(WRITTEN PROBLEM)
Look for the string "Stratford" in every line, and copy each line that has it.

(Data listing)
▬▬▬▬▬▬▬▬▬▬

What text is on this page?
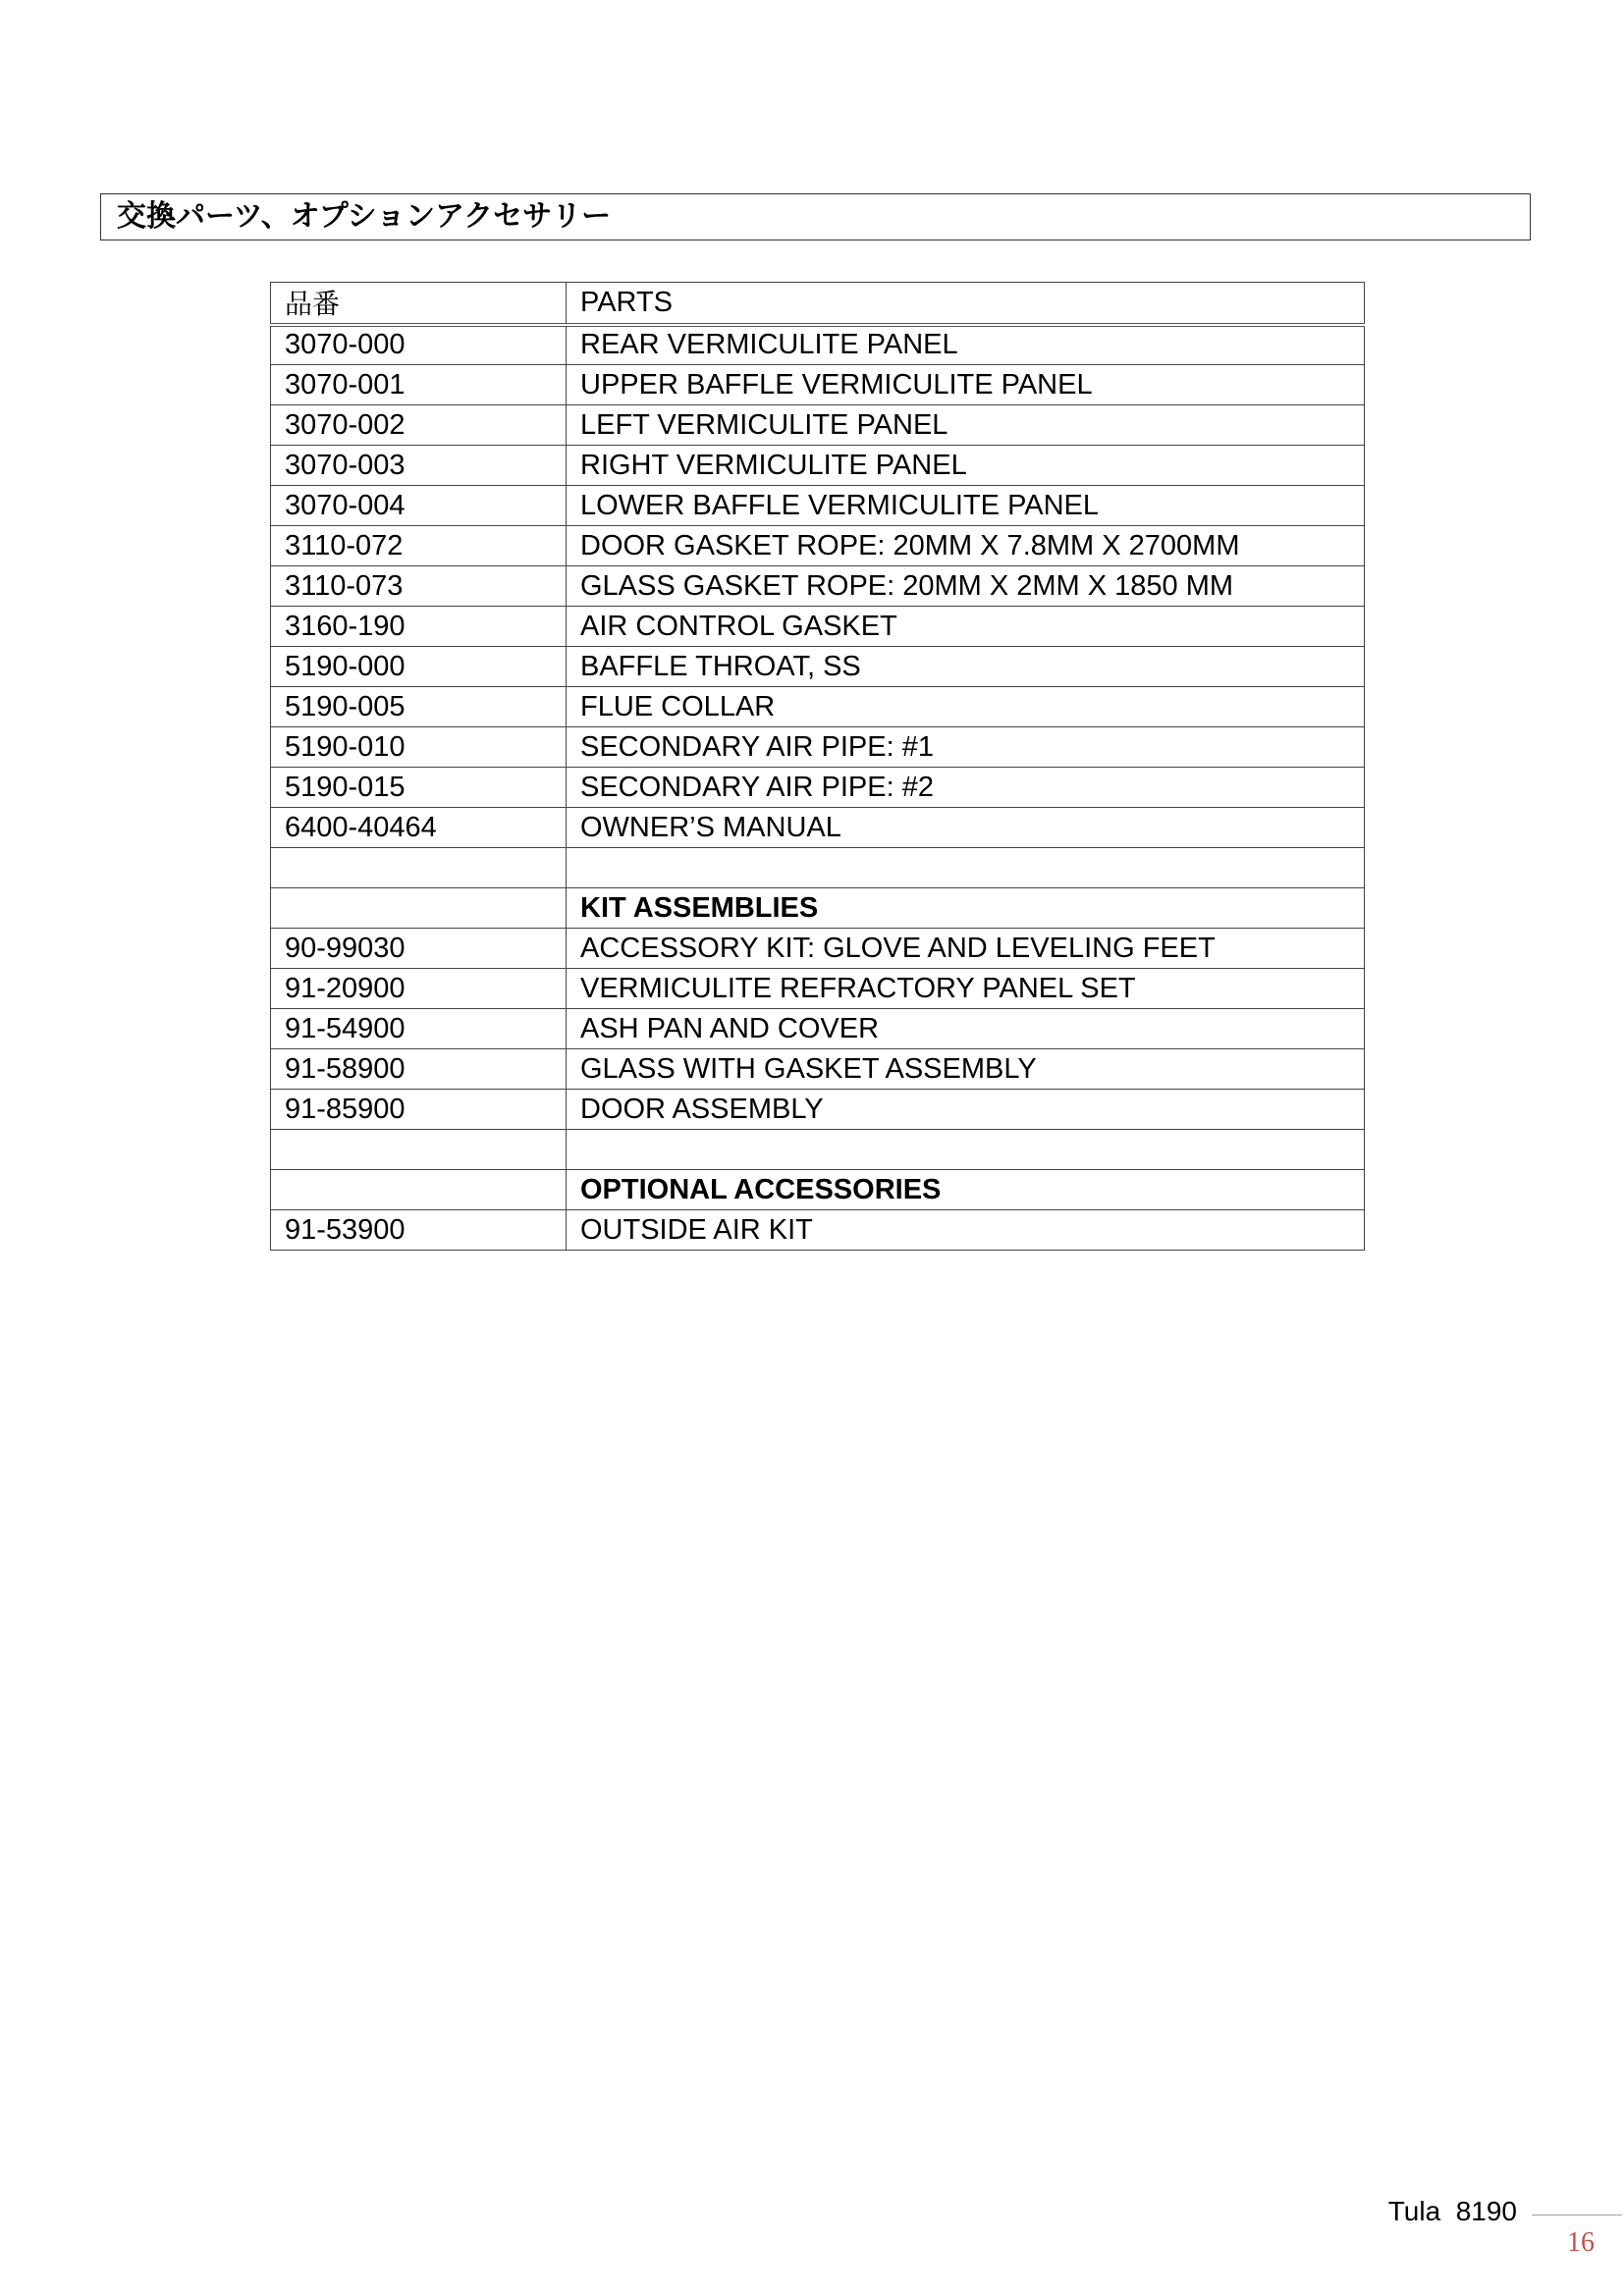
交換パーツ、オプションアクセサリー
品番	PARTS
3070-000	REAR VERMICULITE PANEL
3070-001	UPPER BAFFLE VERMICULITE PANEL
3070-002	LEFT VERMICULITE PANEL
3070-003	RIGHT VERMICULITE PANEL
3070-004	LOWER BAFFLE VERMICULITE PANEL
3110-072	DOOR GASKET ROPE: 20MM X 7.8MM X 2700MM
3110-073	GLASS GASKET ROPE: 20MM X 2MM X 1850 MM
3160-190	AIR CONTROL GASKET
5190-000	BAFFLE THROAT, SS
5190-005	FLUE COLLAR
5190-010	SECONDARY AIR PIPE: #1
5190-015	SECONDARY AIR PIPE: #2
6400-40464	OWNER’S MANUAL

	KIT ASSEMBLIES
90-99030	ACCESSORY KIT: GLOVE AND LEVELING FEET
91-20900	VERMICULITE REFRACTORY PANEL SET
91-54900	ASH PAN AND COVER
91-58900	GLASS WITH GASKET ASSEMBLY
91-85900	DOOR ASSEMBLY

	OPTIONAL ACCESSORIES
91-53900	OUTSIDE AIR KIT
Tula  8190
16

▬▬▬▬▬▬▬▬▬▬

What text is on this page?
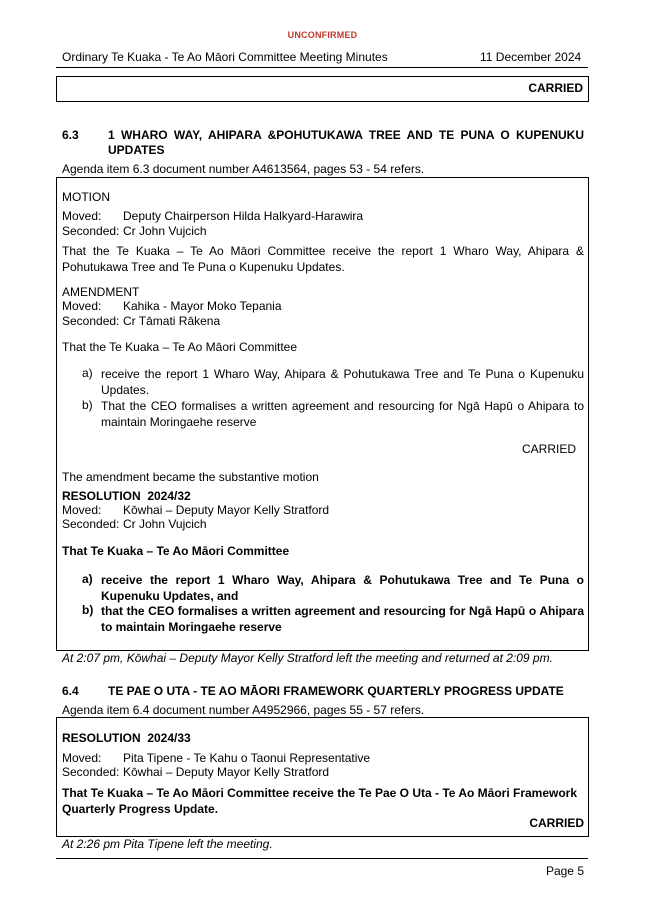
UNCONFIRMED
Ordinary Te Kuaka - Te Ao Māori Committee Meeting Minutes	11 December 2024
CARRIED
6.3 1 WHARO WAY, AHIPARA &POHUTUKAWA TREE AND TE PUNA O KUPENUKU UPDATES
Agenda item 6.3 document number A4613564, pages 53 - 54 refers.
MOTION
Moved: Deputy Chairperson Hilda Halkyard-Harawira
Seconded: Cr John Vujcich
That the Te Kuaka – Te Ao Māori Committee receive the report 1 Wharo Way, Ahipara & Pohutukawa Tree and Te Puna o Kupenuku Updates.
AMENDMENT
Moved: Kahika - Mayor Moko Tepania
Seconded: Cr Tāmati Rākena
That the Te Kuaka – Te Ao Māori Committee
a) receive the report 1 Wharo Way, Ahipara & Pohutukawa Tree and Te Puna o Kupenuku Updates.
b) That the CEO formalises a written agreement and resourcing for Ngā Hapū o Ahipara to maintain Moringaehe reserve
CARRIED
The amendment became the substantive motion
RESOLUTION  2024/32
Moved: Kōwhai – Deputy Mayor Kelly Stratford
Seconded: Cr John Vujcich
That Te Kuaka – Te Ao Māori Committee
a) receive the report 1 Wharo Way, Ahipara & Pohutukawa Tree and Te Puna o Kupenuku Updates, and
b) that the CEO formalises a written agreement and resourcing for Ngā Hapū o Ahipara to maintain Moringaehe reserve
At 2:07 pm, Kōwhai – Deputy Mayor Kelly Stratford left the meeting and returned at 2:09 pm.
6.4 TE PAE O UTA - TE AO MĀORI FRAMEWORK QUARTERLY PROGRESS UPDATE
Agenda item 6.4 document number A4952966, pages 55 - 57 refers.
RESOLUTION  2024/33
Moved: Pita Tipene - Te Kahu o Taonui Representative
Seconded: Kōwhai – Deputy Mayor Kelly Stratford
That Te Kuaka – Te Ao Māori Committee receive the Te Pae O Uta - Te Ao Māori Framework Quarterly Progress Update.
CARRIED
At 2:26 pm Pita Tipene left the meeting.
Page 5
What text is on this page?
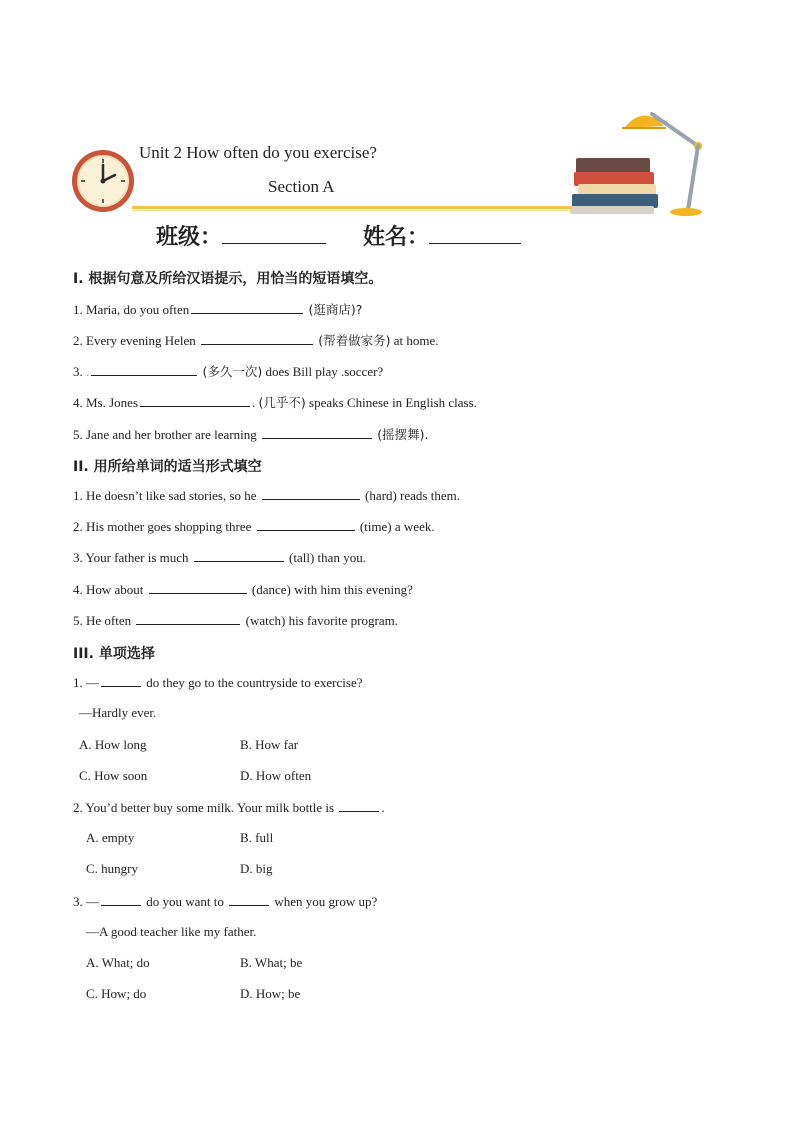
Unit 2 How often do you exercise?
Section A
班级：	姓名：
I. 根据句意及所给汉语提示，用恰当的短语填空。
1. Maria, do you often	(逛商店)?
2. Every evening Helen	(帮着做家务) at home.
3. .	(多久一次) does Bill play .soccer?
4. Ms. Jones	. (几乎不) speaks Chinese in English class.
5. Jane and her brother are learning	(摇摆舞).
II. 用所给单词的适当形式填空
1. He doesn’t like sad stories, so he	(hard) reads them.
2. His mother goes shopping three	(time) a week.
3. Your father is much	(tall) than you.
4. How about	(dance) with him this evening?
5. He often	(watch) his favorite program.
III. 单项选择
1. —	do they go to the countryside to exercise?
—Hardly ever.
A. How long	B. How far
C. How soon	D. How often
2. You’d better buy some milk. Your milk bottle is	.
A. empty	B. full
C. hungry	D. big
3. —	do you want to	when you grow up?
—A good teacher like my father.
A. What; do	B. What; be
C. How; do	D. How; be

▬▬▬▬▬▬▬▬▬▬

(SOLUTION TO THE EXERCISE)
Moved: Kōwhai – Deputy Mayor Kelly Stratford
At 2:07 pm, Kōwhai – Deputy Mayor Kelly Stratford left the meeting and returned at 2:09 pm.
Seconded: Kōwhai – Deputy Mayor Kelly Stratford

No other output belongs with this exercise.